**TASK STATEMENT**
Reproduce the records below line for line, with no changes.

>> Start TASK DATA

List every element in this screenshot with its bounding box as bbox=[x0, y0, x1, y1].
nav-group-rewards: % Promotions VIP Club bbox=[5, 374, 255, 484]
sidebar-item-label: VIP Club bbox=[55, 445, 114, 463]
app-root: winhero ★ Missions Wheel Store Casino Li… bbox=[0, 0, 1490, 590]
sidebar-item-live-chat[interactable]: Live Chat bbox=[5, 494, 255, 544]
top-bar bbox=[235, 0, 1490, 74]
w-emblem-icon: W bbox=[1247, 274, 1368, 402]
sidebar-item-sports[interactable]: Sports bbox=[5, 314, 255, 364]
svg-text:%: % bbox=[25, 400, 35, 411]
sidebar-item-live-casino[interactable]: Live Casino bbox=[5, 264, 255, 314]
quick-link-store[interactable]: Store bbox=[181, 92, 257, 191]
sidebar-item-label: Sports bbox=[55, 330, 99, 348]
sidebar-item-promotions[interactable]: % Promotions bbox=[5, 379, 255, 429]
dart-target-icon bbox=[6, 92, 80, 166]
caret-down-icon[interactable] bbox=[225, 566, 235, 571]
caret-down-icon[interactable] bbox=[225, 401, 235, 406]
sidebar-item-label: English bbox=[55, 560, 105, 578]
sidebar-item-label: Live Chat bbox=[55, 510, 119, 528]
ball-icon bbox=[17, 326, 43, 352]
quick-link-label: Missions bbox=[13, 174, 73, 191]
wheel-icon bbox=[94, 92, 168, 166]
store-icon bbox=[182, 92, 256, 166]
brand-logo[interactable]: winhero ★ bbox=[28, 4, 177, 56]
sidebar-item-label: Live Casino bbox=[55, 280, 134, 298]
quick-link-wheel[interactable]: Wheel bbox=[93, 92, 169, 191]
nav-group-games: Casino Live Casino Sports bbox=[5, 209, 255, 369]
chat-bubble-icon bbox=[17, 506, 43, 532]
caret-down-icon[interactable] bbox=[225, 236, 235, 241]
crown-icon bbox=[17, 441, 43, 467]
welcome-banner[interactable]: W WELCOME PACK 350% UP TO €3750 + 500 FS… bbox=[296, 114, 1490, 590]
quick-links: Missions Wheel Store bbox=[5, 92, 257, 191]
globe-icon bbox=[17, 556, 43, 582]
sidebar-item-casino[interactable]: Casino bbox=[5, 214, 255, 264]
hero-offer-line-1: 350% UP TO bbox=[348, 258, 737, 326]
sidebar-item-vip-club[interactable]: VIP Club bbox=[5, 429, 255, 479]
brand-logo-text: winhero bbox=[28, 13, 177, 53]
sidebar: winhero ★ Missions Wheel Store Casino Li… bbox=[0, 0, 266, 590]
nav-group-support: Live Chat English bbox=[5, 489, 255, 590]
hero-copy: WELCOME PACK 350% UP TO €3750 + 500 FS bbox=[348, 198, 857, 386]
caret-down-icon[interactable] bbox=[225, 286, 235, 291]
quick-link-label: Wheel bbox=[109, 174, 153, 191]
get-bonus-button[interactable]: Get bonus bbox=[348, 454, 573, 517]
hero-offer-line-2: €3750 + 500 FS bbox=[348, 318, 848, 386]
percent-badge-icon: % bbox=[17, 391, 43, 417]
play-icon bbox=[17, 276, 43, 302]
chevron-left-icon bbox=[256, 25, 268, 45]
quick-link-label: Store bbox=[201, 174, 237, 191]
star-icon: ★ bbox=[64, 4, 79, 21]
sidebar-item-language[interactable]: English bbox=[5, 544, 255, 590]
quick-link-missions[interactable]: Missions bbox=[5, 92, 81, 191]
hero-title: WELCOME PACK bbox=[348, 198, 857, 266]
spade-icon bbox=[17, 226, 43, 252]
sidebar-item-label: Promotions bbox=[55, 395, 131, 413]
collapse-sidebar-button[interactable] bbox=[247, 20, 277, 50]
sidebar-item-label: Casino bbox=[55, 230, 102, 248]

>> End TASK DATA

**EXERCISE RESPONSE**
List every element in this screenshot with its bounding box as bbox=[x0, y0, x1, y1].
nav-group-rewards: % Promotions VIP Club bbox=[5, 374, 255, 484]
sidebar-item-label: VIP Club bbox=[55, 445, 114, 463]
app-root: winhero ★ Missions Wheel Store Casino Li… bbox=[0, 0, 1490, 590]
sidebar-item-live-chat[interactable]: Live Chat bbox=[5, 494, 255, 544]
top-bar bbox=[235, 0, 1490, 74]
w-emblem-icon: W bbox=[1247, 274, 1368, 402]
sidebar-item-sports[interactable]: Sports bbox=[5, 314, 255, 364]
svg-text:%: % bbox=[25, 400, 35, 411]
sidebar-item-live-casino[interactable]: Live Casino bbox=[5, 264, 255, 314]
quick-link-store[interactable]: Store bbox=[181, 92, 257, 191]
sidebar-item-label: Sports bbox=[55, 330, 99, 348]
sidebar-item-promotions[interactable]: % Promotions bbox=[5, 379, 255, 429]
dart-target-icon bbox=[6, 92, 80, 166]
caret-down-icon[interactable] bbox=[225, 566, 235, 571]
caret-down-icon[interactable] bbox=[225, 401, 235, 406]
sidebar-item-label: English bbox=[55, 560, 105, 578]
sidebar-item-label: Live Chat bbox=[55, 510, 119, 528]
ball-icon bbox=[17, 326, 43, 352]
quick-link-label: Missions bbox=[13, 174, 73, 191]
wheel-icon bbox=[94, 92, 168, 166]
store-icon bbox=[182, 92, 256, 166]
brand-logo[interactable]: winhero ★ bbox=[28, 4, 177, 56]
sidebar-item-label: Live Casino bbox=[55, 280, 134, 298]
quick-link-wheel[interactable]: Wheel bbox=[93, 92, 169, 191]
nav-group-games: Casino Live Casino Sports bbox=[5, 209, 255, 369]
chat-bubble-icon bbox=[17, 506, 43, 532]
caret-down-icon[interactable] bbox=[225, 236, 235, 241]
crown-icon bbox=[17, 441, 43, 467]
welcome-banner[interactable]: W WELCOME PACK 350% UP TO €3750 + 500 FS… bbox=[296, 114, 1490, 590]
quick-links: Missions Wheel Store bbox=[5, 92, 257, 191]
globe-icon bbox=[17, 556, 43, 582]
sidebar-item-casino[interactable]: Casino bbox=[5, 214, 255, 264]
hero-offer-line-1: 350% UP TO bbox=[348, 258, 737, 326]
sidebar-item-vip-club[interactable]: VIP Club bbox=[5, 429, 255, 479]
brand-logo-text: winhero bbox=[28, 13, 177, 53]
sidebar: winhero ★ Missions Wheel Store Casino Li… bbox=[0, 0, 266, 590]
nav-group-support: Live Chat English bbox=[5, 489, 255, 590]
hero-copy: WELCOME PACK 350% UP TO €3750 + 500 FS bbox=[348, 198, 857, 386]
caret-down-icon[interactable] bbox=[225, 286, 235, 291]
quick-link-label: Wheel bbox=[109, 174, 153, 191]
get-bonus-button[interactable]: Get bonus bbox=[348, 454, 573, 517]
hero-offer-line-2: €3750 + 500 FS bbox=[348, 318, 848, 386]
percent-badge-icon: % bbox=[17, 391, 43, 417]
play-icon bbox=[17, 276, 43, 302]
chevron-left-icon bbox=[256, 25, 268, 45]
quick-link-label: Store bbox=[201, 174, 237, 191]
star-icon: ★ bbox=[64, 4, 79, 21]
sidebar-item-language[interactable]: English bbox=[5, 544, 255, 590]
quick-link-missions[interactable]: Missions bbox=[5, 92, 81, 191]
hero-title: WELCOME PACK bbox=[348, 198, 857, 266]
spade-icon bbox=[17, 226, 43, 252]
sidebar-item-label: Promotions bbox=[55, 395, 131, 413]
collapse-sidebar-button[interactable] bbox=[247, 20, 277, 50]
sidebar-item-label: Casino bbox=[55, 230, 102, 248]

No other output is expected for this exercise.